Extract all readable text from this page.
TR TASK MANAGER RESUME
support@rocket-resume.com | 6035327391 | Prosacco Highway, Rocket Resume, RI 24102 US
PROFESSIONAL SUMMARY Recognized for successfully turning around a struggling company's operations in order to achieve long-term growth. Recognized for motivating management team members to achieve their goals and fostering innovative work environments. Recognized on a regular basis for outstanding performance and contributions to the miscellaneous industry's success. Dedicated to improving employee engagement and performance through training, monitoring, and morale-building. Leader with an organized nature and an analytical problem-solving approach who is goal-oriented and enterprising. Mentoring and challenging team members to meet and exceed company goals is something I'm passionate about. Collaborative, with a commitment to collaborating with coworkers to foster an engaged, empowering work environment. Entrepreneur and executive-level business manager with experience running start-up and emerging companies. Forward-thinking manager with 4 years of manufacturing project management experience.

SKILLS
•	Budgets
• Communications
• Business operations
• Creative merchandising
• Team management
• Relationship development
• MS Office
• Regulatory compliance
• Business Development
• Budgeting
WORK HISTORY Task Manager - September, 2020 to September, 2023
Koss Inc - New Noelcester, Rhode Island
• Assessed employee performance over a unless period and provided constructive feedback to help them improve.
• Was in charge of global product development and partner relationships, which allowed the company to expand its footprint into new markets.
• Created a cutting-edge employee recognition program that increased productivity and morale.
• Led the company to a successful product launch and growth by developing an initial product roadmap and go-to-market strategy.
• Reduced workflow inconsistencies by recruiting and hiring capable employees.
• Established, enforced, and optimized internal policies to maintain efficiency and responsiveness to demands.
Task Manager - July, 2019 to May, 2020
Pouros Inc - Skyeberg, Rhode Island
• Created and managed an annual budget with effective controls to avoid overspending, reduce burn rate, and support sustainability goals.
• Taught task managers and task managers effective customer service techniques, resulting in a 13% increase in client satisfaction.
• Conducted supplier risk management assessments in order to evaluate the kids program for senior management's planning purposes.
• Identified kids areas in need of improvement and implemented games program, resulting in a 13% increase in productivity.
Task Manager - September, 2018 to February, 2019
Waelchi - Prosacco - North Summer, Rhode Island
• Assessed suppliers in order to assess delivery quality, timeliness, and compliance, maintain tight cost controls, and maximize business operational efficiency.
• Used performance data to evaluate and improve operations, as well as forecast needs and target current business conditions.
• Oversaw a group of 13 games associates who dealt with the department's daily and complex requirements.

Written instruction: Please restate the data word for word, every record included.

Answer:
Extract all readable text from this page.
TR TASK MANAGER RESUME
support@rocket-resume.com | 6035327391 | Prosacco Highway, Rocket Resume, RI 24102 US
PROFESSIONAL SUMMARY Recognized for successfully turning around a struggling company's operations in order to achieve long-term growth. Recognized for motivating management team members to achieve their goals and fostering innovative work environments. Recognized on a regular basis for outstanding performance and contributions to the miscellaneous industry's success. Dedicated to improving employee engagement and performance through training, monitoring, and morale-building. Leader with an organized nature and an analytical problem-solving approach who is goal-oriented and enterprising. Mentoring and challenging team members to meet and exceed company goals is something I'm passionate about. Collaborative, with a commitment to collaborating with coworkers to foster an engaged, empowering work environment. Entrepreneur and executive-level business manager with experience running start-up and emerging companies. Forward-thinking manager with 4 years of manufacturing project management experience.

SKILLS
•	Budgets
• Communications
• Business operations
• Creative merchandising
• Team management
• Relationship development
• MS Office
• Regulatory compliance
• Business Development
• Budgeting
WORK HISTORY Task Manager - September, 2020 to September, 2023
Koss Inc - New Noelcester, Rhode Island
• Assessed employee performance over a unless period and provided constructive feedback to help them improve.
• Was in charge of global product development and partner relationships, which allowed the company to expand its footprint into new markets.
• Created a cutting-edge employee recognition program that increased productivity and morale.
• Led the company to a successful product launch and growth by developing an initial product roadmap and go-to-market strategy.
• Reduced workflow inconsistencies by recruiting and hiring capable employees.
• Established, enforced, and optimized internal policies to maintain efficiency and responsiveness to demands.
Task Manager - July, 2019 to May, 2020
Pouros Inc - Skyeberg, Rhode Island
• Created and managed an annual budget with effective controls to avoid overspending, reduce burn rate, and support sustainability goals.
• Taught task managers and task managers effective customer service techniques, resulting in a 13% increase in client satisfaction.
• Conducted supplier risk management assessments in order to evaluate the kids program for senior management's planning purposes.
• Identified kids areas in need of improvement and implemented games program, resulting in a 13% increase in productivity.
Task Manager - September, 2018 to February, 2019
Waelchi - Prosacco - North Summer, Rhode Island
• Assessed suppliers in order to assess delivery quality, timeliness, and compliance, maintain tight cost controls, and maximize business operational efficiency.
• Used performance data to evaluate and improve operations, as well as forecast needs and target current business conditions.
• Oversaw a group of 13 games associates who dealt with the department's daily and complex requirements.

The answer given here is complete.